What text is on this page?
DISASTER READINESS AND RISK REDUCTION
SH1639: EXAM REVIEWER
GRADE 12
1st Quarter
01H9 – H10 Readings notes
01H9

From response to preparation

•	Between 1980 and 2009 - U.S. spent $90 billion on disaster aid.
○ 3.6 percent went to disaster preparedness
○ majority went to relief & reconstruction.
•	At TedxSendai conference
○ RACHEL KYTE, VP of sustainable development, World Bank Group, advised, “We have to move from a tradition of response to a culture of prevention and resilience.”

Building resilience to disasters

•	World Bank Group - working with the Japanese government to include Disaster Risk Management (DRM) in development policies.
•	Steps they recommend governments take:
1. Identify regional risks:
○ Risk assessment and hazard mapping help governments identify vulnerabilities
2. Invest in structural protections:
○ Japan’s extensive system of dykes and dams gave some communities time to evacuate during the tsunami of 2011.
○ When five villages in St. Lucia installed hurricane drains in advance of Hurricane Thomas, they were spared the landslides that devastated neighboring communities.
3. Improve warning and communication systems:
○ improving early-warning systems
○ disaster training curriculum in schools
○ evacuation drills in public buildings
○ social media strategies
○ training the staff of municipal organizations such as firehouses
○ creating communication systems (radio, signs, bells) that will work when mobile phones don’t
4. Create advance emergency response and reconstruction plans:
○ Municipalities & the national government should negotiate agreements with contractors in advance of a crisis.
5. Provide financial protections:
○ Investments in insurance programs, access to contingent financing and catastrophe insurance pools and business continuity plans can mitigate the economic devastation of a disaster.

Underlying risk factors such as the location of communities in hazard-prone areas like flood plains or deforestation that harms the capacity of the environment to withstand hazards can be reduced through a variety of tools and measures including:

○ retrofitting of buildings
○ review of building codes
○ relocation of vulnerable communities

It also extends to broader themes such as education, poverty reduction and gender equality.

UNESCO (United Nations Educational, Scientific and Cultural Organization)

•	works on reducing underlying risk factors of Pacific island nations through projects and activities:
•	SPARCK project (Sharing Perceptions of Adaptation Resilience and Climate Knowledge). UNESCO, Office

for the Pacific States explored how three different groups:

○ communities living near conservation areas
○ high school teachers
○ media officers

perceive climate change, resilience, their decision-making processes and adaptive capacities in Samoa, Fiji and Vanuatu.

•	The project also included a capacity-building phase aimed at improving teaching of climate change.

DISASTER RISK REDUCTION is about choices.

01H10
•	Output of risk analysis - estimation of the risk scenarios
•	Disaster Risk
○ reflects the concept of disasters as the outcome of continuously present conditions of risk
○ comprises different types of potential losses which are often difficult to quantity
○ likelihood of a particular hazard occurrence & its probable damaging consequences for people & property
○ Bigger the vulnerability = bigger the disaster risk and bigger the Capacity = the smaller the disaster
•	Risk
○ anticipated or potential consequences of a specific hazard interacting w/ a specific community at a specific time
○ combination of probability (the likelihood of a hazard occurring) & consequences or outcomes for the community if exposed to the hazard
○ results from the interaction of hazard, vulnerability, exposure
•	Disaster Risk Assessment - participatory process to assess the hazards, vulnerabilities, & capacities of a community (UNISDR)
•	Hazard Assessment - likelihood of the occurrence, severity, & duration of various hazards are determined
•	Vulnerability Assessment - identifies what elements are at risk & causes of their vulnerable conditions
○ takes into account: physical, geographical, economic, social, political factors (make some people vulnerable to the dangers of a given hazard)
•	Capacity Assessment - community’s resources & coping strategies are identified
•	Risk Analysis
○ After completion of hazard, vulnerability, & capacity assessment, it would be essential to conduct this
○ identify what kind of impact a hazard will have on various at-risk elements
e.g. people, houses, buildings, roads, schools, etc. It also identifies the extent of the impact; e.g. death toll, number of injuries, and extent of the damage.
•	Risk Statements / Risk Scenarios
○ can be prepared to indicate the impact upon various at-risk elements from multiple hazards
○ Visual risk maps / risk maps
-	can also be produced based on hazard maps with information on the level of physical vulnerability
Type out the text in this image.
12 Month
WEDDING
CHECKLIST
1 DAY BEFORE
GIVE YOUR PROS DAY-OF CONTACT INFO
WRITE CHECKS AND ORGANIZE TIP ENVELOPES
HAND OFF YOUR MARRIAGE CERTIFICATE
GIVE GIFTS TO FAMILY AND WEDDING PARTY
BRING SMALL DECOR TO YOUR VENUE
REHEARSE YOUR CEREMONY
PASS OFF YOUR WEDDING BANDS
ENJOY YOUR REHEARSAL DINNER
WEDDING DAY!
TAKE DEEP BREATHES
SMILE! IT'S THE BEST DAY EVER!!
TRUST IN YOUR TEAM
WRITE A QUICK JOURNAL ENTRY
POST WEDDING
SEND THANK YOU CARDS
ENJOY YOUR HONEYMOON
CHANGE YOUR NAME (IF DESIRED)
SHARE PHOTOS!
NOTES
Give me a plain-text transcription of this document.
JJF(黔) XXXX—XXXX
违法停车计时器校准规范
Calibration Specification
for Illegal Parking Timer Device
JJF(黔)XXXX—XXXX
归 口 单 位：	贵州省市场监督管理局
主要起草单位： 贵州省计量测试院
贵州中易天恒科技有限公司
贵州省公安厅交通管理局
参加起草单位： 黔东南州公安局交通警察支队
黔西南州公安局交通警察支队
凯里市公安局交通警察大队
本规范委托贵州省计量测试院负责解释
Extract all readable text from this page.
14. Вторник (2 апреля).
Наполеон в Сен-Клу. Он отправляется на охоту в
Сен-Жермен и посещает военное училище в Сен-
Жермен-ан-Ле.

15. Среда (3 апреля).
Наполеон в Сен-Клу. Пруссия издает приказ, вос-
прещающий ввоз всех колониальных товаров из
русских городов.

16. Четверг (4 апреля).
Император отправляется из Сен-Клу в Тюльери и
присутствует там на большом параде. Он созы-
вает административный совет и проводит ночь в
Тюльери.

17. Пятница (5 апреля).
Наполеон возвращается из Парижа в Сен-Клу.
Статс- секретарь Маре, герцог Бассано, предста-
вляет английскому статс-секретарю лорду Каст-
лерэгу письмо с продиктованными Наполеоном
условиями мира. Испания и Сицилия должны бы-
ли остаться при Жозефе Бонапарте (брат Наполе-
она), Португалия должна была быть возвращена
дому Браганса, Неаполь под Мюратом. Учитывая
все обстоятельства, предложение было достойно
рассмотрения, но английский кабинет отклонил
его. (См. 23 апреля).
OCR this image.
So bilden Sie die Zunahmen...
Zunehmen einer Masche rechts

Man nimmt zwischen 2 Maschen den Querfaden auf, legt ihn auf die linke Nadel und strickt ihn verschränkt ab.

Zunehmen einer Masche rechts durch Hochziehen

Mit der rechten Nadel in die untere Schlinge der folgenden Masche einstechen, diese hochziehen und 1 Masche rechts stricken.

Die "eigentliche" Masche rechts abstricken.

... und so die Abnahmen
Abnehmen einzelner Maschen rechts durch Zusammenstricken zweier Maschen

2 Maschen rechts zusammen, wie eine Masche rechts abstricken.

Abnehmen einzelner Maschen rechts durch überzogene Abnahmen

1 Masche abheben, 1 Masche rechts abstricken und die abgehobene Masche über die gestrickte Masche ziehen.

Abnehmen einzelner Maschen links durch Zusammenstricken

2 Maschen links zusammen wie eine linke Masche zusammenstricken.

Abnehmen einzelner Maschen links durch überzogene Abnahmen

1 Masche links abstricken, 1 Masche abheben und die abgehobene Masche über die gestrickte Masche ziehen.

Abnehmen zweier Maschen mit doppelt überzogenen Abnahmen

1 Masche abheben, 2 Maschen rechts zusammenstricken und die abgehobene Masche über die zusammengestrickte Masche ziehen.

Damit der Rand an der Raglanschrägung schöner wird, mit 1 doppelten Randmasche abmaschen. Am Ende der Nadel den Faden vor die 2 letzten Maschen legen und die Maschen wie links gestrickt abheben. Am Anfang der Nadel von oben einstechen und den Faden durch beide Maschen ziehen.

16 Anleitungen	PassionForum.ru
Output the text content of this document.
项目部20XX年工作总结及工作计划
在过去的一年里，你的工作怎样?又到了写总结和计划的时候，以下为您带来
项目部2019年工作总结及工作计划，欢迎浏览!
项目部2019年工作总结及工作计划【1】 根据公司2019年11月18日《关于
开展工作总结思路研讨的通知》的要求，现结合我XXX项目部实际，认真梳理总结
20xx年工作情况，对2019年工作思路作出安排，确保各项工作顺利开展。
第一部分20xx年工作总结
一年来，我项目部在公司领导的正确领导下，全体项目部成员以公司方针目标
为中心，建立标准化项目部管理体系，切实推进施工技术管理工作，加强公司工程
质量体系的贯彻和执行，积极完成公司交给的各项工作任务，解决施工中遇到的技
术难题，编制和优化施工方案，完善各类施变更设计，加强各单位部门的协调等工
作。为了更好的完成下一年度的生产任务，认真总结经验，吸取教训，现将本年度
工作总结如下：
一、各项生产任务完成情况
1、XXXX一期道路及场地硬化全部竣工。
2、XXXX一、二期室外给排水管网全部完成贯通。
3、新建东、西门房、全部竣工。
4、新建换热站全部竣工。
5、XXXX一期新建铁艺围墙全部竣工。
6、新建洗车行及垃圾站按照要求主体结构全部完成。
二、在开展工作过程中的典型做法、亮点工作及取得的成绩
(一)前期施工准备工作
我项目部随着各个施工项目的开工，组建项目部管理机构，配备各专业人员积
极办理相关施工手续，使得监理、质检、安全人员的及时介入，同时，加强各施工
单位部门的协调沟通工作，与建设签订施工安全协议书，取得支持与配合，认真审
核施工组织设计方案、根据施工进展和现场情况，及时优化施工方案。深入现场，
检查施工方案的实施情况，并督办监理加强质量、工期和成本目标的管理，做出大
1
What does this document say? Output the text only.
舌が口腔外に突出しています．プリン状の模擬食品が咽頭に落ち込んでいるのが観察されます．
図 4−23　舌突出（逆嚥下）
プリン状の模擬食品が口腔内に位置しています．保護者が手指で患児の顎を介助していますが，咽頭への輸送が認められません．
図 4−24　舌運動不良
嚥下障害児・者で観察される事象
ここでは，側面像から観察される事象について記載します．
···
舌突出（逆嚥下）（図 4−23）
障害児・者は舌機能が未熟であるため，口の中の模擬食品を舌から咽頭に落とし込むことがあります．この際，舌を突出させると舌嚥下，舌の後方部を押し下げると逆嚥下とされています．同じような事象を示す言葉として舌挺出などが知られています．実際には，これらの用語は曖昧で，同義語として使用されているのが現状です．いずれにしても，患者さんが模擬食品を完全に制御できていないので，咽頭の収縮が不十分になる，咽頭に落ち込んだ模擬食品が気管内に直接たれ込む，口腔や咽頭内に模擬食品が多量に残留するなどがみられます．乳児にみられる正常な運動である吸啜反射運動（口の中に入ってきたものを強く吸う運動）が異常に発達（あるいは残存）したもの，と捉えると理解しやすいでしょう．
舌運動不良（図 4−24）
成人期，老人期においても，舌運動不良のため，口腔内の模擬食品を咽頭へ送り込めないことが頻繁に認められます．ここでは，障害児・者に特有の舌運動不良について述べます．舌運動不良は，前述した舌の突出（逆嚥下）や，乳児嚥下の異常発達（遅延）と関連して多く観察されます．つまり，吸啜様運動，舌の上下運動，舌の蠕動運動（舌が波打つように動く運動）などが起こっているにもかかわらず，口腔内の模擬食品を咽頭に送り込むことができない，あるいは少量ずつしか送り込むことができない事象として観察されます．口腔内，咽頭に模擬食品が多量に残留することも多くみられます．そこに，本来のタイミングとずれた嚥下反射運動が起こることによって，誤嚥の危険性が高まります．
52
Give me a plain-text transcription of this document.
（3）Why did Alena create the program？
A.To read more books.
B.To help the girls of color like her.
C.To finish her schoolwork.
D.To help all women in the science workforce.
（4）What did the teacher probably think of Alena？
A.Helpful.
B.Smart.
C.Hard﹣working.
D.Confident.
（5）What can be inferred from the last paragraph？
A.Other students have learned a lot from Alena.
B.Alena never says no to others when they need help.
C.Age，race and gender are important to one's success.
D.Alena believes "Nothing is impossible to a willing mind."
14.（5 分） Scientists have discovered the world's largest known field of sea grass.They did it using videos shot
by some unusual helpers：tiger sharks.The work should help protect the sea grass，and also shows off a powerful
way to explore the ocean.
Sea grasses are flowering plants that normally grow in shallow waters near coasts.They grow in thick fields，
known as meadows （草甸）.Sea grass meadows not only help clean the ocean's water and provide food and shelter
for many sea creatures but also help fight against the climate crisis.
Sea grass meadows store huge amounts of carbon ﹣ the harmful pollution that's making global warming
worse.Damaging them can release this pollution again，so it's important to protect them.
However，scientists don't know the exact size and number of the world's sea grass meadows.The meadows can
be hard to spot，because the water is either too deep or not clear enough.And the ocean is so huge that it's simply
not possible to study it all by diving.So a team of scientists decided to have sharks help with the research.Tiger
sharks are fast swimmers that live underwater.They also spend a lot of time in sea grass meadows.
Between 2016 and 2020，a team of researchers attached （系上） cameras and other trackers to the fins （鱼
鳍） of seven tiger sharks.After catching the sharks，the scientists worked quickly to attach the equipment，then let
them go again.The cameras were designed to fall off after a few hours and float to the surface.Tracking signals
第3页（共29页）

-- -- --

_Instruction_:
Search the data above for lines holding "pollution" and copy each of them.

_Worked answer_:
Sea grass meadows store huge amounts of carbon ﹣ the harmful pollution that's making global warming
worse.Damaging them can release this pollution again，so it's important to protect them.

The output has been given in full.